[start PROVIDED DATA]
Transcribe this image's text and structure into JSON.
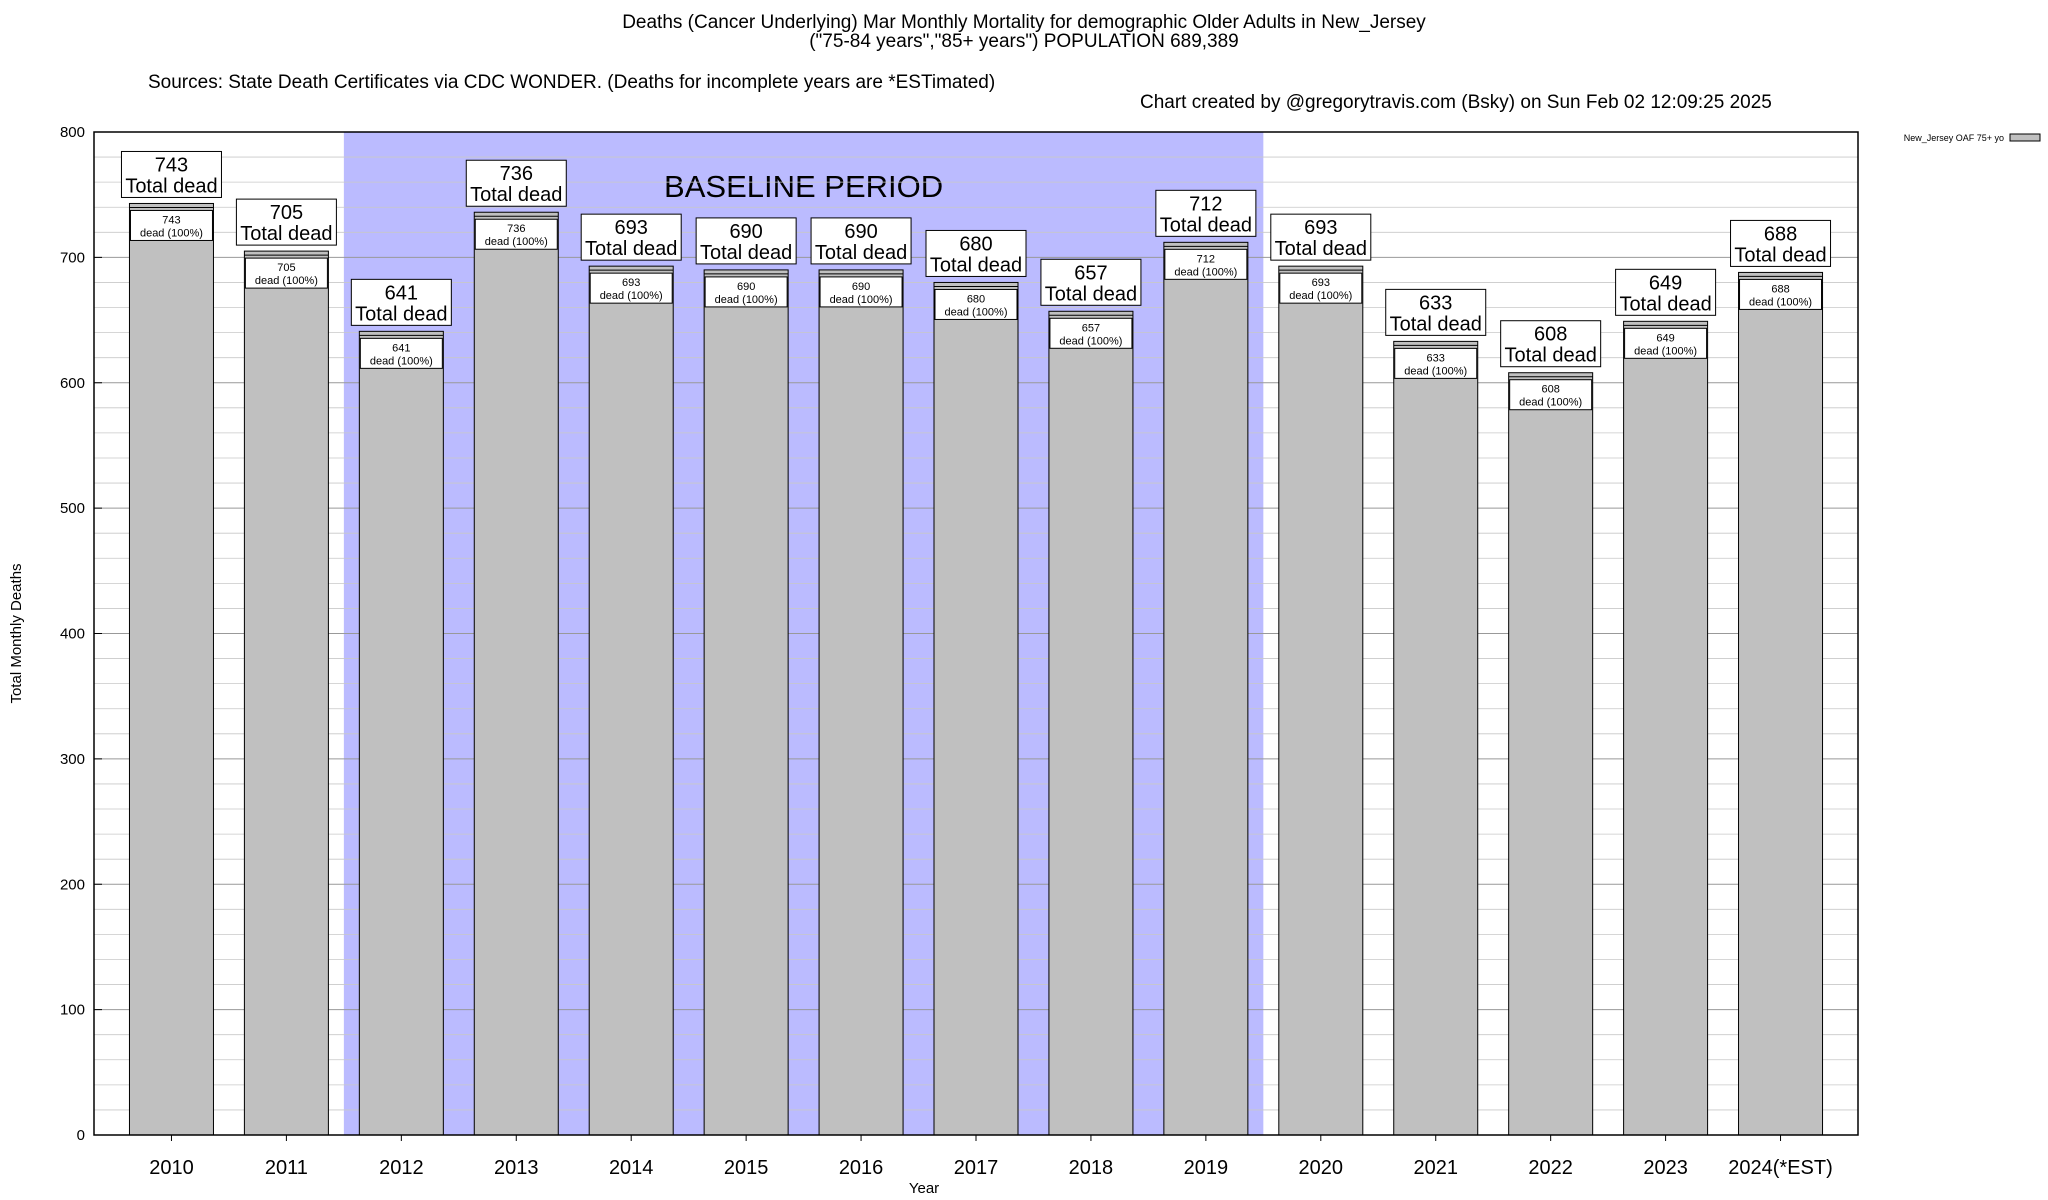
{
  "header": {
    "title_line1": "Deaths (Cancer Underlying) Mar Monthly Mortality for demographic Older Adults in New_Jersey",
    "title_line2": "(\"75-84 years\",\"85+ years\") POPULATION 689,389",
    "sources": "Sources: State Death Certificates via CDC WONDER. (Deaths for incomplete years are *ESTimated)",
    "credit": "Chart created by @gregorytravis.com (Bsky) on Sun Feb 02 12:09:25 2025"
  },
  "chart_data": {
    "type": "bar",
    "categories": [
      "2010",
      "2011",
      "2012",
      "2013",
      "2014",
      "2015",
      "2016",
      "2017",
      "2018",
      "2019",
      "2020",
      "2021",
      "2022",
      "2023",
      "2024(*EST)"
    ],
    "series": [
      {
        "name": "New_Jersey OAF 75+ yo",
        "values": [
          743,
          705,
          641,
          736,
          693,
          690,
          690,
          680,
          657,
          712,
          693,
          633,
          608,
          649,
          688
        ]
      }
    ],
    "xlabel": "Year",
    "ylabel": "Total Monthly Deaths",
    "ylim": [
      0,
      800
    ],
    "yticks": [
      0,
      100,
      200,
      300,
      400,
      500,
      600,
      700,
      800
    ],
    "minor_grid_step": 20,
    "grid": true,
    "legend": "top-right",
    "bar_color": "#c0c0c0",
    "band": {
      "label": "BASELINE PERIOD",
      "from": "2012",
      "to": "2019",
      "color": "#bbbbff"
    },
    "total_label_suffix": "Total dead",
    "inner_label_suffix": "dead (100%)"
  }
}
[end PROVIDED DATA]
REQUIREMENT:
Print the listing above in full, exactly as written. Omit any pictures.

RESULT FOR THIS EXERCISE:
Transcribe this image's text and structure into JSON.
{
  "header": {
    "title_line1": "Deaths (Cancer Underlying) Mar Monthly Mortality for demographic Older Adults in New_Jersey",
    "title_line2": "(\"75-84 years\",\"85+ years\") POPULATION 689,389",
    "sources": "Sources: State Death Certificates via CDC WONDER. (Deaths for incomplete years are *ESTimated)",
    "credit": "Chart created by @gregorytravis.com (Bsky) on Sun Feb 02 12:09:25 2025"
  },
  "chart_data": {
    "type": "bar",
    "categories": [
      "2010",
      "2011",
      "2012",
      "2013",
      "2014",
      "2015",
      "2016",
      "2017",
      "2018",
      "2019",
      "2020",
      "2021",
      "2022",
      "2023",
      "2024(*EST)"
    ],
    "series": [
      {
        "name": "New_Jersey OAF 75+ yo",
        "values": [
          743,
          705,
          641,
          736,
          693,
          690,
          690,
          680,
          657,
          712,
          693,
          633,
          608,
          649,
          688
        ]
      }
    ],
    "xlabel": "Year",
    "ylabel": "Total Monthly Deaths",
    "ylim": [
      0,
      800
    ],
    "yticks": [
      0,
      100,
      200,
      300,
      400,
      500,
      600,
      700,
      800
    ],
    "minor_grid_step": 20,
    "grid": true,
    "legend": "top-right",
    "bar_color": "#c0c0c0",
    "band": {
      "label": "BASELINE PERIOD",
      "from": "2012",
      "to": "2019",
      "color": "#bbbbff"
    },
    "total_label_suffix": "Total dead",
    "inner_label_suffix": "dead (100%)"
  }
}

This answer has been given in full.